_What needs to be done_
Of the lines in the entries, how many hold the word "панель"? Give that number alone.

_Extracted material_
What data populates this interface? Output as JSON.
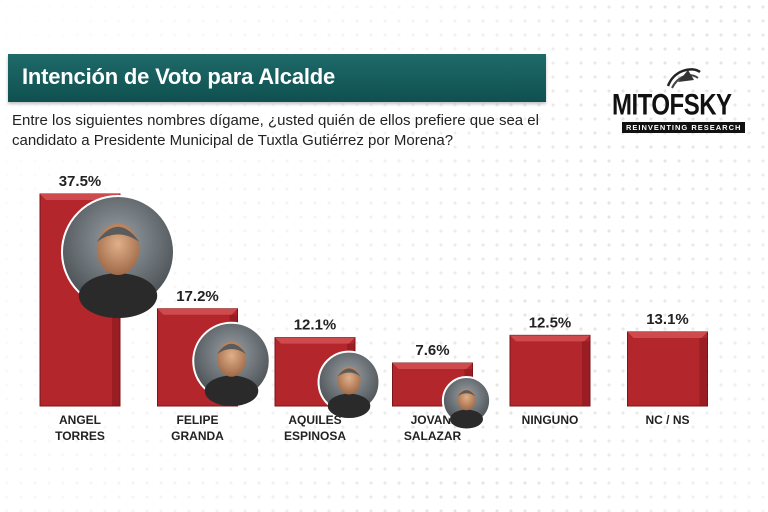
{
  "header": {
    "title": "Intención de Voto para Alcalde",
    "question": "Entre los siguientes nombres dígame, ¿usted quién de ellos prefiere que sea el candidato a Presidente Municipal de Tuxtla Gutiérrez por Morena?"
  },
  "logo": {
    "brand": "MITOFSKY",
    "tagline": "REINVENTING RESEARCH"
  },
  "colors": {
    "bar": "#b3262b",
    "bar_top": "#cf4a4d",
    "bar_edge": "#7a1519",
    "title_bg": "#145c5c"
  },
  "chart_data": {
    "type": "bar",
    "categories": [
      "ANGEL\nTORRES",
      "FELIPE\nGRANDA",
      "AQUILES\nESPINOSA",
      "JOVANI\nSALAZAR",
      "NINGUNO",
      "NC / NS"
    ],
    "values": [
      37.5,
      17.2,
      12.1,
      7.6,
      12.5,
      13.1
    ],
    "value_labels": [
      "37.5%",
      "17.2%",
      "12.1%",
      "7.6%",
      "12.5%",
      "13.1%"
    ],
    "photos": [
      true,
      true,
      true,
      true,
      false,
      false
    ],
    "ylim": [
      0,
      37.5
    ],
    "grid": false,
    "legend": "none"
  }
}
==
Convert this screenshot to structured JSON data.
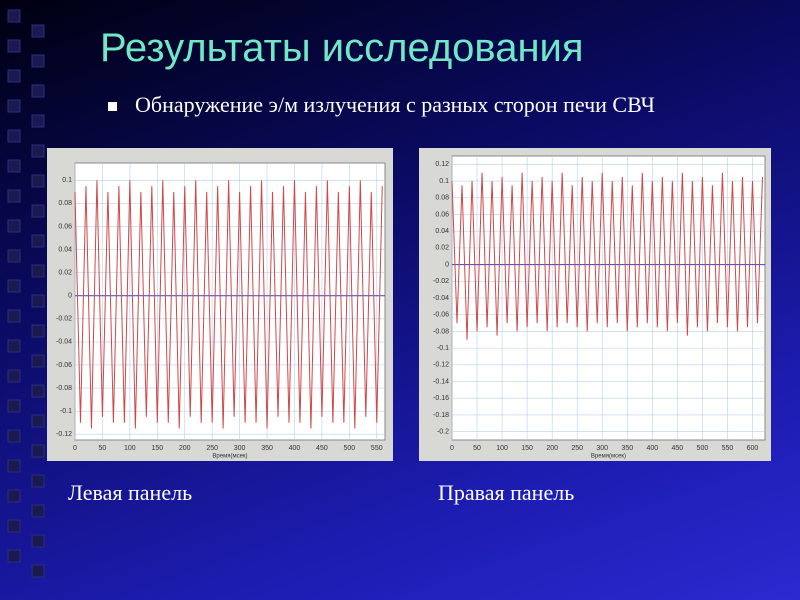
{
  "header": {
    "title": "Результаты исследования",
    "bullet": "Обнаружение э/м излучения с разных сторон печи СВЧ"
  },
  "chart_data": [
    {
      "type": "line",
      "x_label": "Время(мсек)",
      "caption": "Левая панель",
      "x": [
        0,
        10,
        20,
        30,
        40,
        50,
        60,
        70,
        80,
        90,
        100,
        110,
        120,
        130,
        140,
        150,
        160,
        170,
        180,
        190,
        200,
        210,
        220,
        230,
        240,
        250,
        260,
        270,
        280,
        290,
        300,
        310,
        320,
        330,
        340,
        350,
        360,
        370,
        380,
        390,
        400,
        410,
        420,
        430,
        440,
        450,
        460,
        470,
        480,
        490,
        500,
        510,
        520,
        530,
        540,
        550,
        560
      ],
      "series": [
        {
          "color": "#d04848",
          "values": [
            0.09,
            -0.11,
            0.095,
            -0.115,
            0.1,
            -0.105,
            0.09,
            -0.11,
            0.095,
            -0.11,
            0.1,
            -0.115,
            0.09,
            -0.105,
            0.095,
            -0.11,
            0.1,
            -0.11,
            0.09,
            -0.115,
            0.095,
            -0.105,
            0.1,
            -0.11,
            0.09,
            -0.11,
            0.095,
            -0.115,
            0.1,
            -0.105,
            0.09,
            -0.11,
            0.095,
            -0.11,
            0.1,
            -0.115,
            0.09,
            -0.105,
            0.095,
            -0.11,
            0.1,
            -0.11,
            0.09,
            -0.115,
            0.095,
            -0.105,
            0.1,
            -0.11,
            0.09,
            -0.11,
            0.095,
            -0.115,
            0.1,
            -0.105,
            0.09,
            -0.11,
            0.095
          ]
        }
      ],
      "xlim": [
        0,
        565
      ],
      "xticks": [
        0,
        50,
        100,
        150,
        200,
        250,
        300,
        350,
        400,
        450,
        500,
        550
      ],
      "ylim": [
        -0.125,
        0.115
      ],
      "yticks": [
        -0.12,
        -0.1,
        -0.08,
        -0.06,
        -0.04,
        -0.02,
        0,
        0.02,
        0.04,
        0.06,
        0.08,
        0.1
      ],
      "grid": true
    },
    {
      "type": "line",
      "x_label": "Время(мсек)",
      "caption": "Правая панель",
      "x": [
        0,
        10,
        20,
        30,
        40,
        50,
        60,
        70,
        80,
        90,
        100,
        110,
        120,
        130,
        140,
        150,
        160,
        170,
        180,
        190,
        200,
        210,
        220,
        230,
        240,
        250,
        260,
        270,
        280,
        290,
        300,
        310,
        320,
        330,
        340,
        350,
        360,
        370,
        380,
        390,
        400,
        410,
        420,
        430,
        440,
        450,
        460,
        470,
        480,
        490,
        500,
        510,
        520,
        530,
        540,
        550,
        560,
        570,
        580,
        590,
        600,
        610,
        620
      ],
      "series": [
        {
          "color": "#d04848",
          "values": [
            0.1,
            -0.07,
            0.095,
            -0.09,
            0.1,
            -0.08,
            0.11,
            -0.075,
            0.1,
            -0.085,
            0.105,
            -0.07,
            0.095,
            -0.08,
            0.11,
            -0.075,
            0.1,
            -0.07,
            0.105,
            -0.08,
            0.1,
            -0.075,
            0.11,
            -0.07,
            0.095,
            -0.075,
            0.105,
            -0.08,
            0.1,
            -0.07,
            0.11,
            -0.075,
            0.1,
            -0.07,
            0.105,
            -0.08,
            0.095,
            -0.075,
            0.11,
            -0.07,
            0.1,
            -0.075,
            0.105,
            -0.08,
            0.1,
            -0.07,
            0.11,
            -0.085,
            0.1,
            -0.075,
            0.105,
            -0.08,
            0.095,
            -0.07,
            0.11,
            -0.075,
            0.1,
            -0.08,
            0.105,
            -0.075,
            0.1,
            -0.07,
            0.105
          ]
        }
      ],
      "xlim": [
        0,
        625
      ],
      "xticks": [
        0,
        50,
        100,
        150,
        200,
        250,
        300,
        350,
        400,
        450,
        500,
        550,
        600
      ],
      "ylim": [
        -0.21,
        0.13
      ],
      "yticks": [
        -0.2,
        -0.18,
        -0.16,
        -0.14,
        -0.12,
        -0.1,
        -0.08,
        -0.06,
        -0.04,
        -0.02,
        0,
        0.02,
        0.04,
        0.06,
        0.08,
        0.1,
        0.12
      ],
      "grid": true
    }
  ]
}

_Worked solution_
2